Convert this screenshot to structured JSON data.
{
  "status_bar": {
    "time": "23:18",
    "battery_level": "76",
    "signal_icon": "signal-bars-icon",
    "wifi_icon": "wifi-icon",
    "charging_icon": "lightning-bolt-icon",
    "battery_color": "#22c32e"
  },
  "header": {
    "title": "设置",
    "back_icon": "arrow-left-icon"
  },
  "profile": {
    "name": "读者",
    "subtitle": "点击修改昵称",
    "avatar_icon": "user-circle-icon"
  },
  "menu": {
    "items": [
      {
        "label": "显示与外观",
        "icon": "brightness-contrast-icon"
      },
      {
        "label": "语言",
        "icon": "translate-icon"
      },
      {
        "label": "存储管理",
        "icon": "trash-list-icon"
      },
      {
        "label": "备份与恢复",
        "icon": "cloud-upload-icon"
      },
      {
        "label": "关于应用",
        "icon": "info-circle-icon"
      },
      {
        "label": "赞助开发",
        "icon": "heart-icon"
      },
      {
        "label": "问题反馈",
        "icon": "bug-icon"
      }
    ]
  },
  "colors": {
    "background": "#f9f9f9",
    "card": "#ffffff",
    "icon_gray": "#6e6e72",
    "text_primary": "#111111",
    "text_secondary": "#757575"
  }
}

|---|

**Required task**
Recite the full listing above exactly.

**Task answer**
Convert this screenshot to structured JSON data.
{
  "status_bar": {
    "time": "23:18",
    "battery_level": "76",
    "signal_icon": "signal-bars-icon",
    "wifi_icon": "wifi-icon",
    "charging_icon": "lightning-bolt-icon",
    "battery_color": "#22c32e"
  },
  "header": {
    "title": "设置",
    "back_icon": "arrow-left-icon"
  },
  "profile": {
    "name": "读者",
    "subtitle": "点击修改昵称",
    "avatar_icon": "user-circle-icon"
  },
  "menu": {
    "items": [
      {
        "label": "显示与外观",
        "icon": "brightness-contrast-icon"
      },
      {
        "label": "语言",
        "icon": "translate-icon"
      },
      {
        "label": "存储管理",
        "icon": "trash-list-icon"
      },
      {
        "label": "备份与恢复",
        "icon": "cloud-upload-icon"
      },
      {
        "label": "关于应用",
        "icon": "info-circle-icon"
      },
      {
        "label": "赞助开发",
        "icon": "heart-icon"
      },
      {
        "label": "问题反馈",
        "icon": "bug-icon"
      }
    ]
  },
  "colors": {
    "background": "#f9f9f9",
    "card": "#ffffff",
    "icon_gray": "#6e6e72",
    "text_primary": "#111111",
    "text_secondary": "#757575"
  }
}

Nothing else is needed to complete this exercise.